[Recorded data]
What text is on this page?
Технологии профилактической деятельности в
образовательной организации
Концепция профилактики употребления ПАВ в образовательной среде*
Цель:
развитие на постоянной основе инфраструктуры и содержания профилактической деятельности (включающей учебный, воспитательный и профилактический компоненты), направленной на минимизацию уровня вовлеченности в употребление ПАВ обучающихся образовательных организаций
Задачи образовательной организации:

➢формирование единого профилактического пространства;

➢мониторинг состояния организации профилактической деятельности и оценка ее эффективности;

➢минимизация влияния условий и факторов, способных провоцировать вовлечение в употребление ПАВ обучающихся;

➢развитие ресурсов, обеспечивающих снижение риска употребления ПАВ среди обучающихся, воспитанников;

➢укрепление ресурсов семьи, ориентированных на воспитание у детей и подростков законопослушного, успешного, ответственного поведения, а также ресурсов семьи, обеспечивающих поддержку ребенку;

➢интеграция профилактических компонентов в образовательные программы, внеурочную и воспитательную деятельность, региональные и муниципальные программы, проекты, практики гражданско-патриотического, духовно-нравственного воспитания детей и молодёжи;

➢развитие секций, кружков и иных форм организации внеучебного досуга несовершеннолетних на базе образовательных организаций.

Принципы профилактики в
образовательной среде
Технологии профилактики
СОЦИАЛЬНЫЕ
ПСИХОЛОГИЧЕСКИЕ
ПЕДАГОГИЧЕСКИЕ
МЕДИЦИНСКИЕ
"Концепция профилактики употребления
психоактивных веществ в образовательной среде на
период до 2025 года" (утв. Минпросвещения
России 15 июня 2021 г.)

### Set task
Restate the whole of the material exactly.

### Reply to the task
What text is on this page?
Технологии профилактической деятельности в
образовательной организации
Концепция профилактики употребления ПАВ в образовательной среде*
Цель:
развитие на постоянной основе инфраструктуры и содержания профилактической деятельности (включающей учебный, воспитательный и профилактический компоненты), направленной на минимизацию уровня вовлеченности в употребление ПАВ обучающихся образовательных организаций
Задачи образовательной организации:

➢формирование единого профилактического пространства;

➢мониторинг состояния организации профилактической деятельности и оценка ее эффективности;

➢минимизация влияния условий и факторов, способных провоцировать вовлечение в употребление ПАВ обучающихся;

➢развитие ресурсов, обеспечивающих снижение риска употребления ПАВ среди обучающихся, воспитанников;

➢укрепление ресурсов семьи, ориентированных на воспитание у детей и подростков законопослушного, успешного, ответственного поведения, а также ресурсов семьи, обеспечивающих поддержку ребенку;

➢интеграция профилактических компонентов в образовательные программы, внеурочную и воспитательную деятельность, региональные и муниципальные программы, проекты, практики гражданско-патриотического, духовно-нравственного воспитания детей и молодёжи;

➢развитие секций, кружков и иных форм организации внеучебного досуга несовершеннолетних на базе образовательных организаций.

Принципы профилактики в
образовательной среде
Технологии профилактики
СОЦИАЛЬНЫЕ
ПСИХОЛОГИЧЕСКИЕ
ПЕДАГОГИЧЕСКИЕ
МЕДИЦИНСКИЕ
"Концепция профилактики употребления
психоактивных веществ в образовательной среде на
период до 2025 года" (утв. Минпросвещения
России 15 июня 2021 г.)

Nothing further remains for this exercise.